** Stated goal **
Copy out the part of the material that opens with the line containing "y-tick-label: 0.70 [25,264,54,279]" and closes with the line containing "mean-marker [106,145,117,156]", including both of those lines.
--- BEGIN Records supplied ---
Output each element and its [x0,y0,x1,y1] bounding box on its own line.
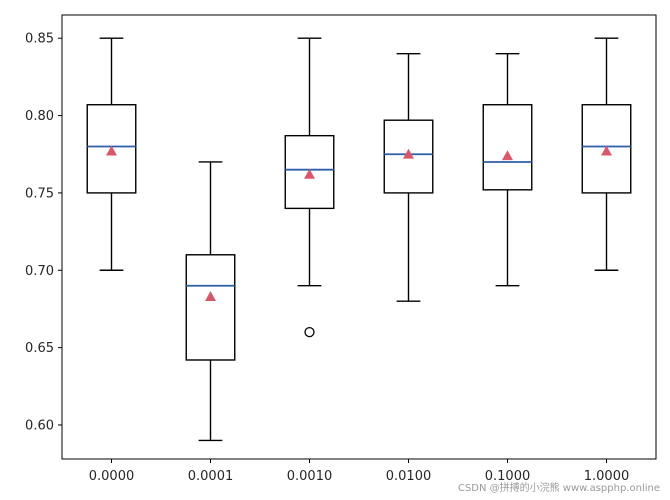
y-tick-label: 0.70 [25,264,54,279]
box-group [482,52,533,287]
x-tick-label: 1.0000 [584,469,630,484]
outlier-point [304,326,315,338]
box-group [383,52,434,302]
mean-marker [502,150,513,161]
y-tick-label: 0.65 [25,341,54,356]
y-tick-label: 0.75 [25,186,54,201]
x-tick-label: 0.0001 [188,469,234,484]
box [482,104,533,191]
watermark: CSDN @拼搏的小浣熊 www.aspphp.online [458,481,660,494]
mean-marker [106,145,117,156]
ticks-layer: 0.60 0.65 0.70 0.75 0.80 0.85 0.0000 0.0001 0.00… [25,32,629,484]
box-group [86,37,137,271]
x-tick-label: 0.1000 [485,469,531,484]
box [185,254,236,361]
box-group [581,37,632,271]
box-group [185,161,236,442]
x-tick-label: 0.0100 [386,469,432,484]
y-tick-label: 0.80 [25,109,54,124]
plot-frame [61,14,657,460]
x-tick-label: 0.0000 [89,469,135,484]
mean-marker [601,145,612,156]
mean-marker [205,291,216,301]
boxes-layer [86,37,632,442]
y-tick-label: 0.60 [25,418,54,433]
x-tick-label: 0.0010 [287,469,333,484]
box-group [284,37,335,338]
mean-marker [304,168,315,179]
mean-marker [403,148,414,159]
y-tick-label: 0.85 [25,32,54,47]
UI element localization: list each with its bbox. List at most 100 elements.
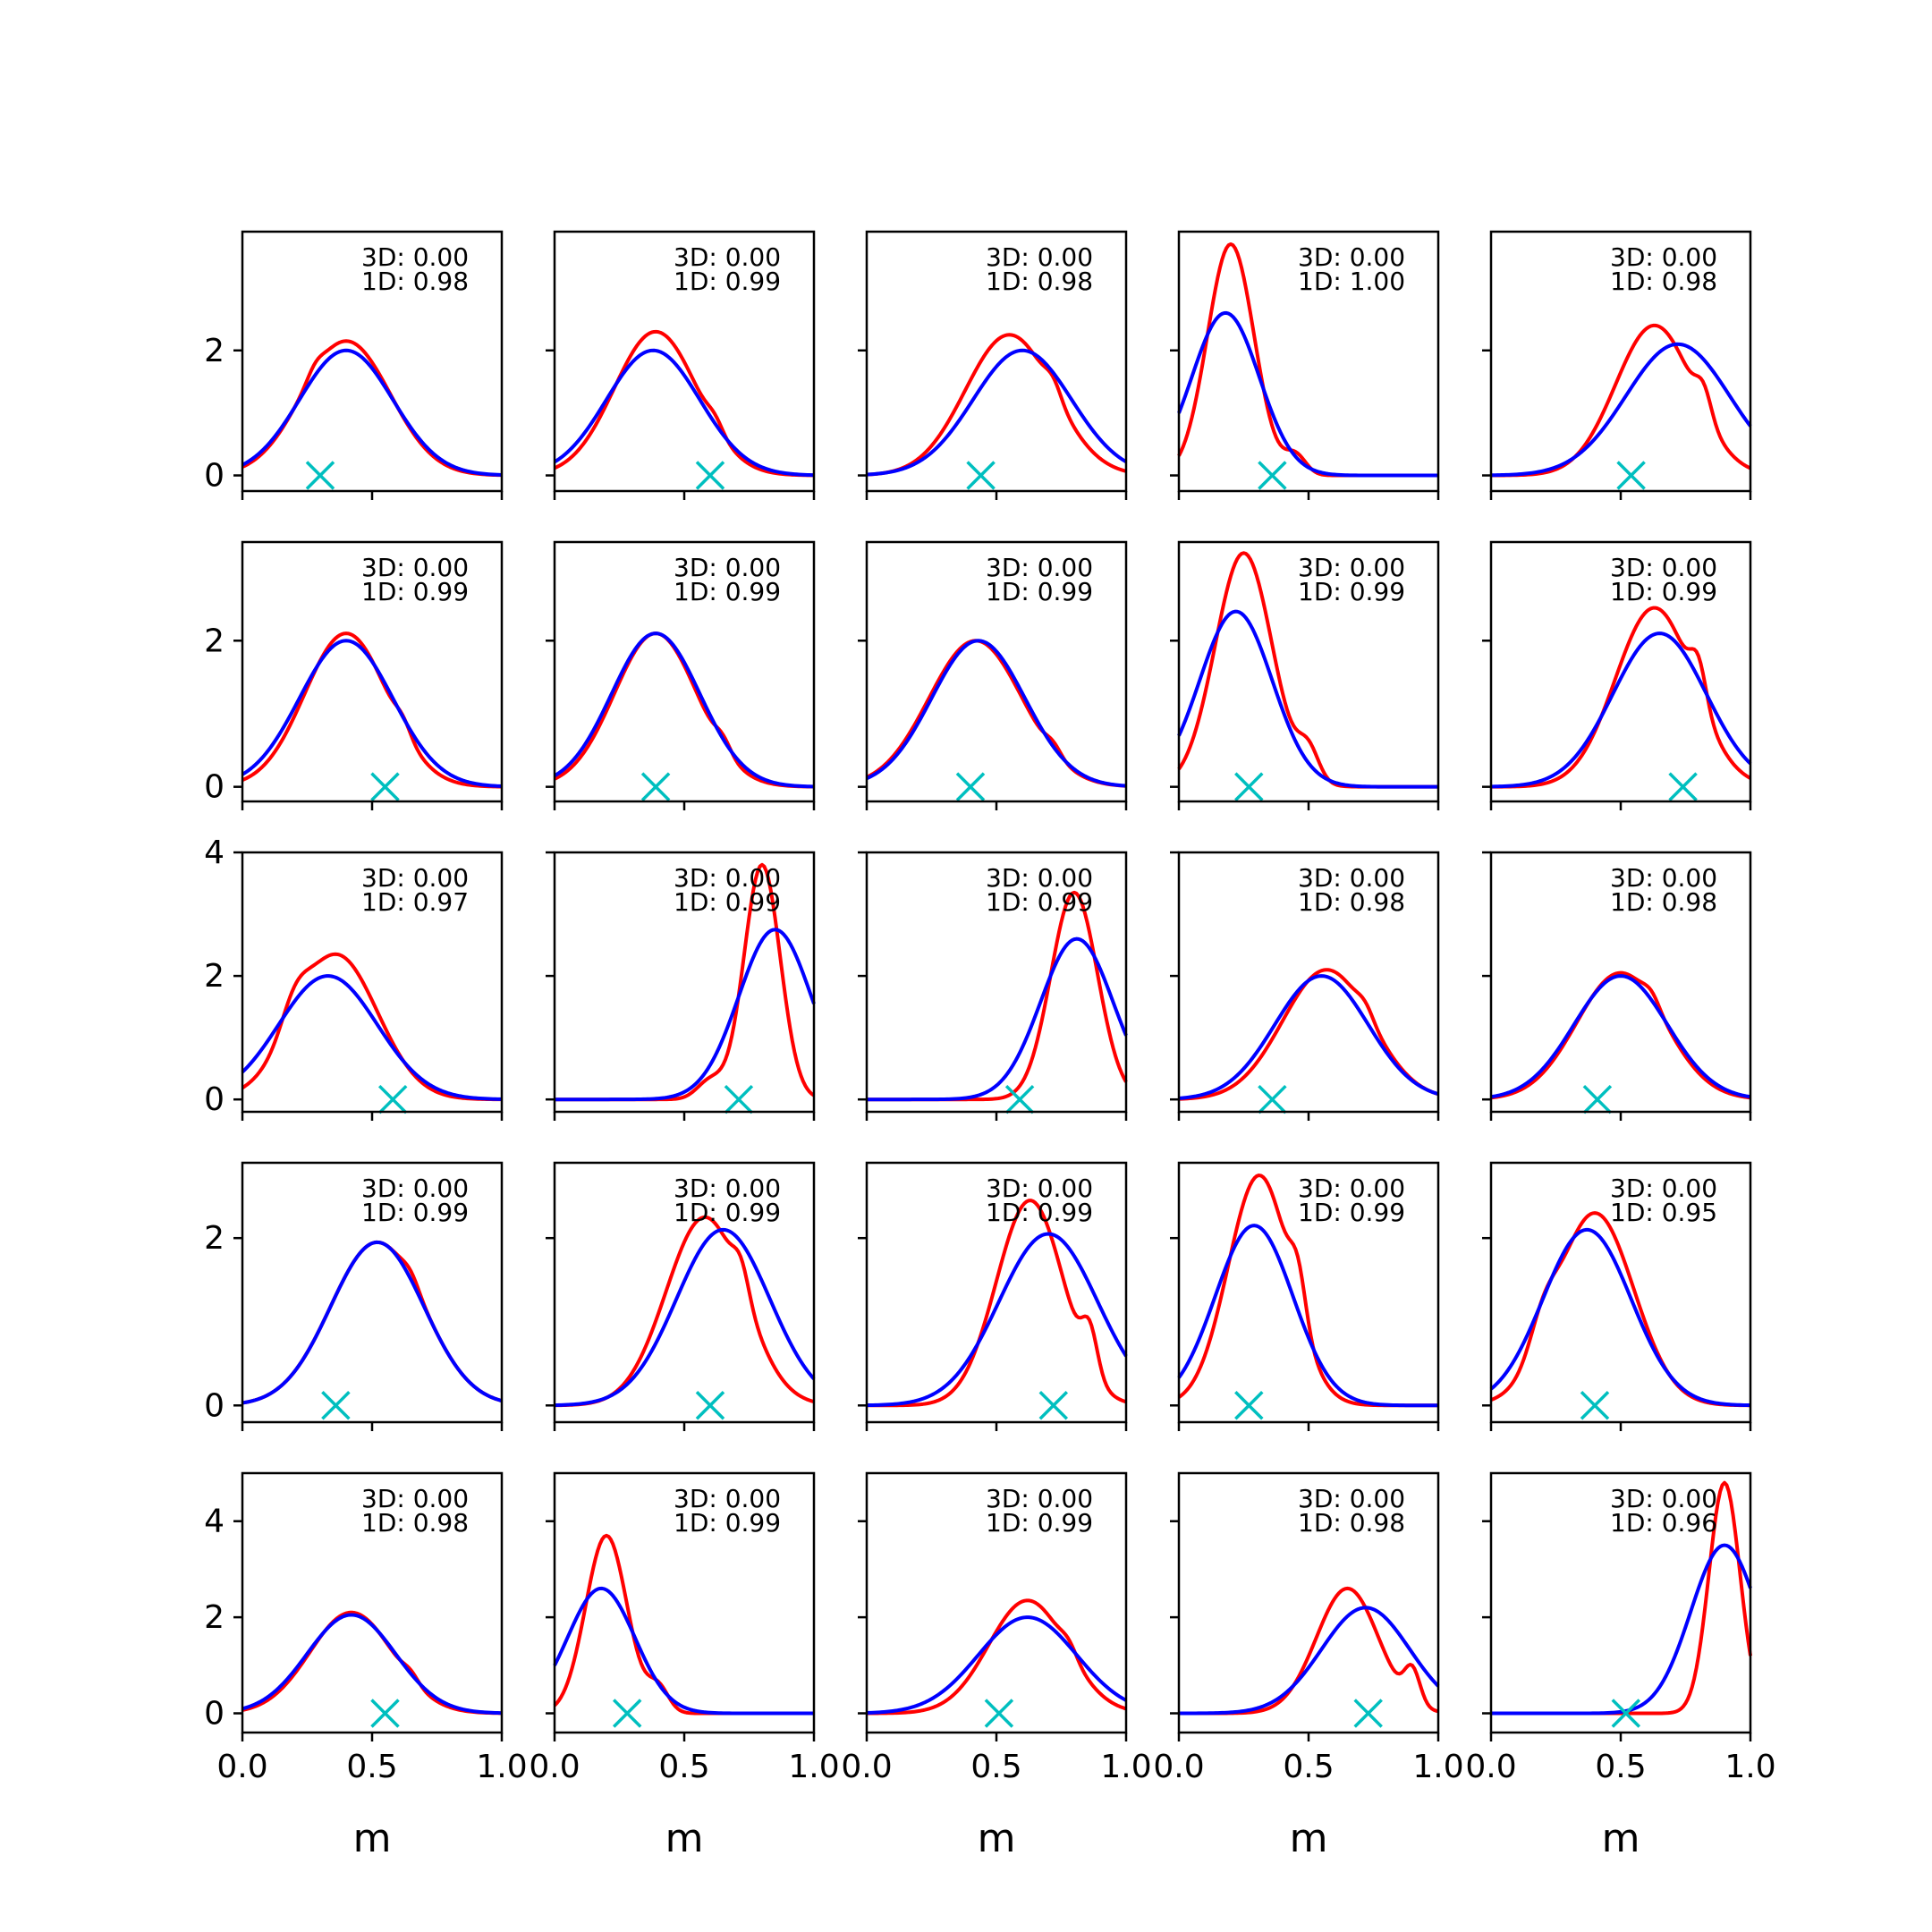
red-series-line xyxy=(242,631,503,789)
annotation-1d: 1D: 0.99 xyxy=(361,577,469,606)
blue-series-line xyxy=(866,1615,1127,1715)
annotation-3d: 3D: 0.00 xyxy=(674,1174,781,1203)
blue-series-line xyxy=(1177,310,1438,478)
true-value-marker xyxy=(695,461,725,490)
true-value-marker xyxy=(1611,1699,1641,1728)
y-tick-label: 2 xyxy=(204,1599,225,1636)
x-tick-label: 0.0 xyxy=(841,1749,892,1785)
true-value-marker xyxy=(1258,461,1287,490)
x-tick-label: 0.5 xyxy=(1595,1749,1646,1785)
true-value-marker xyxy=(1668,772,1698,801)
x-tick-label: 0.5 xyxy=(346,1749,397,1785)
true-value-marker xyxy=(640,772,671,801)
red-series-line xyxy=(554,631,815,789)
red-series-line xyxy=(867,1598,1127,1716)
annotation-3d: 3D: 0.00 xyxy=(361,553,469,582)
x-tick-label: 1.0 xyxy=(1724,1749,1775,1785)
y-tick-label: 0 xyxy=(204,1696,225,1733)
annotation-1d: 1D: 0.98 xyxy=(361,1508,469,1538)
y-tick-label: 2 xyxy=(204,333,225,369)
red-series-line xyxy=(242,339,503,478)
y-tick-label: 2 xyxy=(204,958,225,995)
blue-series-line xyxy=(866,348,1128,477)
x-tick-label: 0.0 xyxy=(529,1749,580,1785)
annotation-1d: 1D: 0.99 xyxy=(1298,1198,1405,1227)
annotation-1d: 1D: 0.99 xyxy=(986,1198,1093,1227)
blue-series-line xyxy=(554,1227,816,1407)
annotation-1d: 1D: 0.99 xyxy=(361,1198,469,1227)
blue-series-line xyxy=(1490,342,1752,478)
annotation-1d: 1D: 0.99 xyxy=(674,577,781,606)
annotation-3d: 3D: 0.00 xyxy=(986,553,1093,582)
annotation-3d: 3D: 0.00 xyxy=(1610,863,1717,893)
blue-series-line xyxy=(553,1586,814,1716)
y-tick-label: 0 xyxy=(204,1081,225,1118)
x-tick-label: 0.0 xyxy=(1153,1749,1204,1785)
x-tick-label: 0.0 xyxy=(1465,1749,1516,1785)
x-tick-label: 1.0 xyxy=(476,1749,527,1785)
true-value-marker xyxy=(984,1699,1014,1728)
annotation-3d: 3D: 0.00 xyxy=(1610,242,1717,272)
annotation-3d: 3D: 0.00 xyxy=(674,553,781,582)
y-tick-label: 0 xyxy=(204,458,225,495)
annotation-3d: 3D: 0.00 xyxy=(986,1174,1093,1203)
annotation-1d: 1D: 0.98 xyxy=(1610,267,1717,296)
blue-series-line xyxy=(553,348,815,478)
blue-series-line xyxy=(1177,1224,1438,1408)
red-series-line xyxy=(242,1240,503,1405)
red-series-line xyxy=(553,1533,814,1716)
y-tick-label: 4 xyxy=(204,835,225,871)
annotation-1d: 1D: 0.99 xyxy=(1610,577,1717,606)
annotation-3d: 3D: 0.00 xyxy=(986,242,1093,272)
blue-series-line xyxy=(1178,974,1439,1100)
annotation-3d: 3D: 0.00 xyxy=(674,863,781,893)
y-tick-label: 2 xyxy=(204,623,225,659)
annotation-1d: 1D: 0.98 xyxy=(1610,887,1717,917)
true-value-marker xyxy=(695,1391,725,1420)
x-tick-label: 0.0 xyxy=(216,1749,267,1785)
red-series-line xyxy=(1490,323,1751,478)
red-series-line xyxy=(1179,1586,1439,1716)
blue-series-line xyxy=(241,974,503,1101)
true-value-marker xyxy=(612,1699,642,1728)
annotation-3d: 3D: 0.00 xyxy=(1298,553,1405,582)
true-value-marker xyxy=(966,461,996,490)
x-axis-label: m xyxy=(353,1816,392,1861)
true-value-marker xyxy=(370,1699,400,1728)
annotation-1d: 1D: 0.99 xyxy=(674,1508,781,1538)
true-value-marker xyxy=(321,1391,351,1420)
blue-series-line xyxy=(1491,1543,1752,1716)
annotation-3d: 3D: 0.00 xyxy=(674,1484,781,1513)
annotation-1d: 1D: 0.96 xyxy=(1610,1508,1717,1538)
true-value-marker xyxy=(370,772,400,801)
blue-series-line xyxy=(241,639,503,789)
x-axis-label: m xyxy=(1602,1816,1640,1861)
true-value-marker xyxy=(1580,1391,1610,1420)
annotation-1d: 1D: 0.99 xyxy=(674,887,781,917)
red-series-line xyxy=(1490,1211,1751,1408)
annotation-1d: 1D: 0.99 xyxy=(986,1508,1093,1538)
true-value-marker xyxy=(1234,772,1264,801)
true-value-marker xyxy=(305,461,335,490)
blue-series-line xyxy=(1179,1606,1440,1716)
x-tick-label: 1.0 xyxy=(788,1749,839,1785)
annotation-1d: 1D: 0.99 xyxy=(674,1198,781,1227)
blue-series-line xyxy=(242,1240,503,1405)
blue-series-line xyxy=(866,1232,1128,1408)
true-value-marker xyxy=(1353,1699,1383,1728)
annotation-3d: 3D: 0.00 xyxy=(1298,1174,1405,1203)
annotation-3d: 3D: 0.00 xyxy=(361,242,469,272)
annotation-1d: 1D: 0.98 xyxy=(1298,887,1405,917)
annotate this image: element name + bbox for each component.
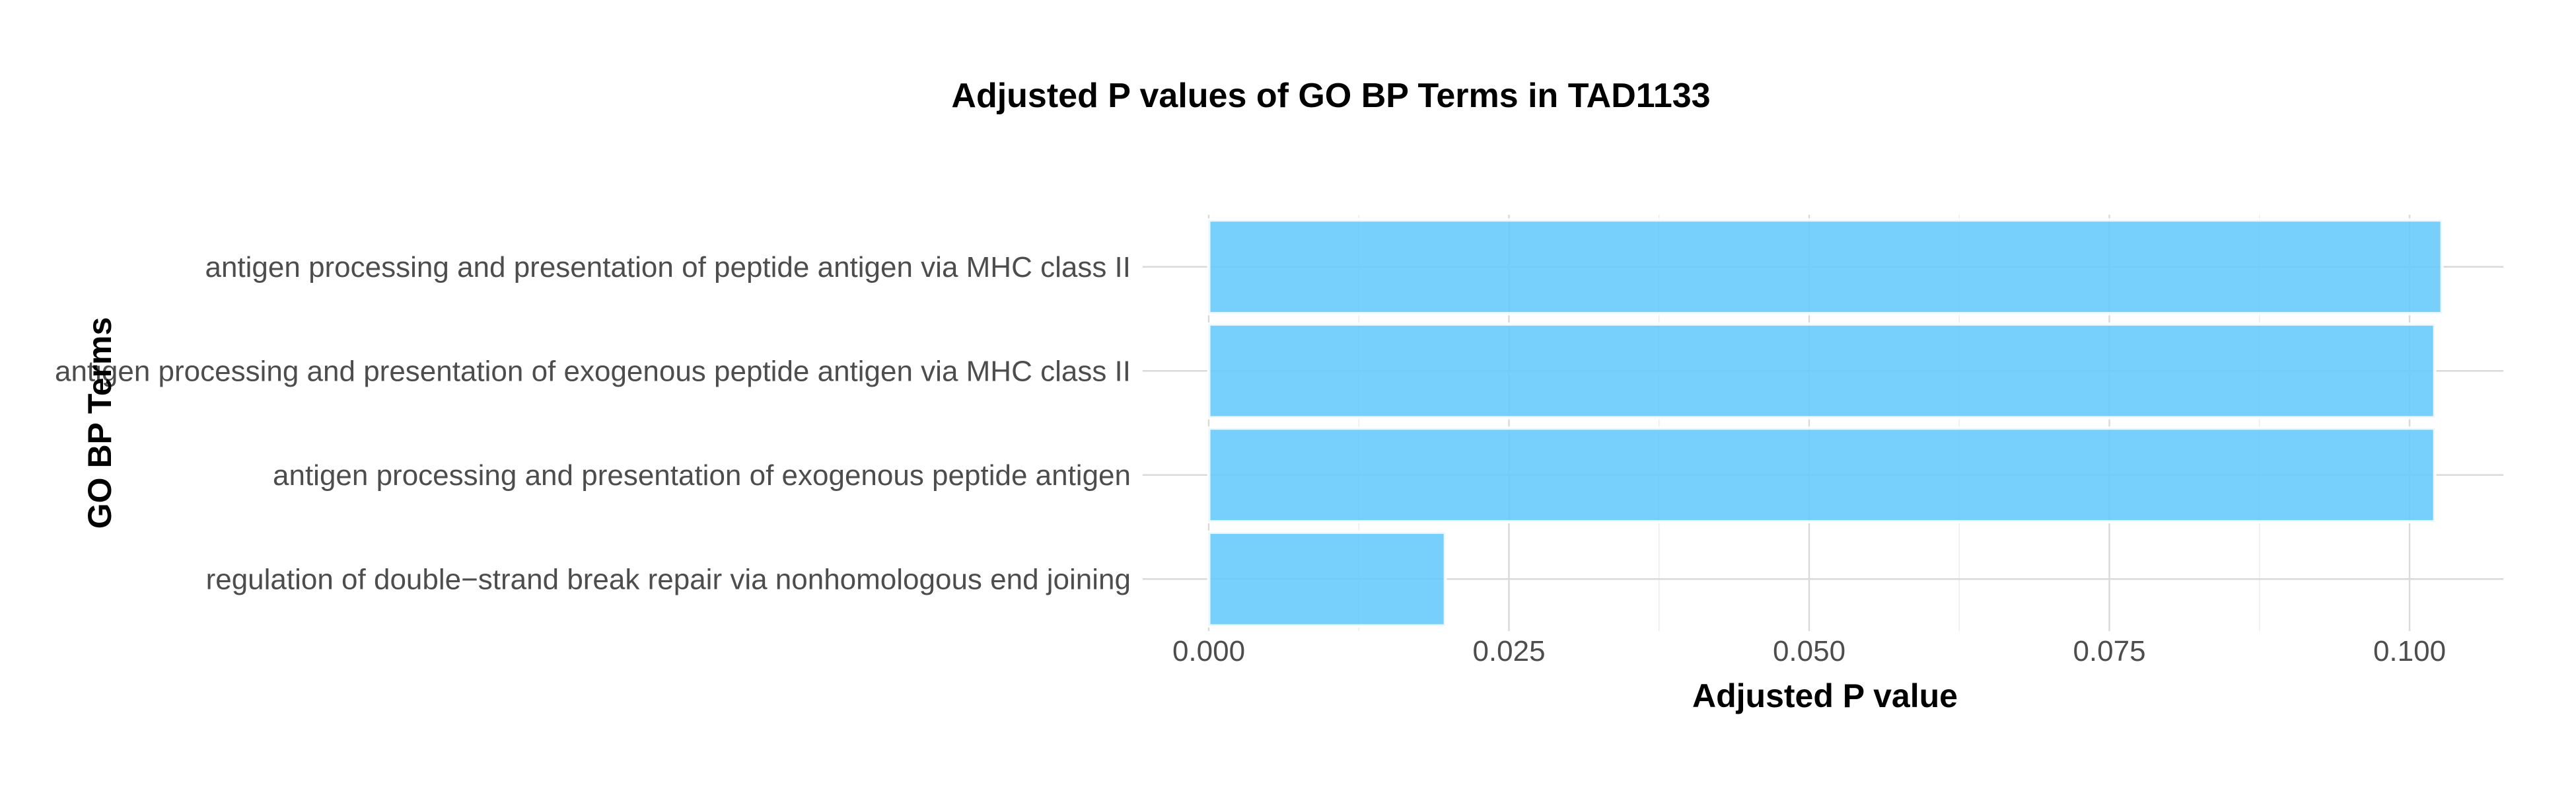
--- END Records supplied ---
** Task response **
y-tick-label: 0.70 [25,264,54,279]
box-group [482,52,533,287]
x-tick-label: 1.0000 [584,469,630,484]
outlier-point [304,326,315,338]
box-group [383,52,434,302]
mean-marker [502,150,513,161]
y-tick-label: 0.65 [25,341,54,356]
y-tick-label: 0.75 [25,186,54,201]
x-tick-label: 0.0001 [188,469,234,484]
box [482,104,533,191]
watermark: CSDN @拼搏的小浣熊 www.aspphp.online [458,481,660,494]
mean-marker [106,145,117,156]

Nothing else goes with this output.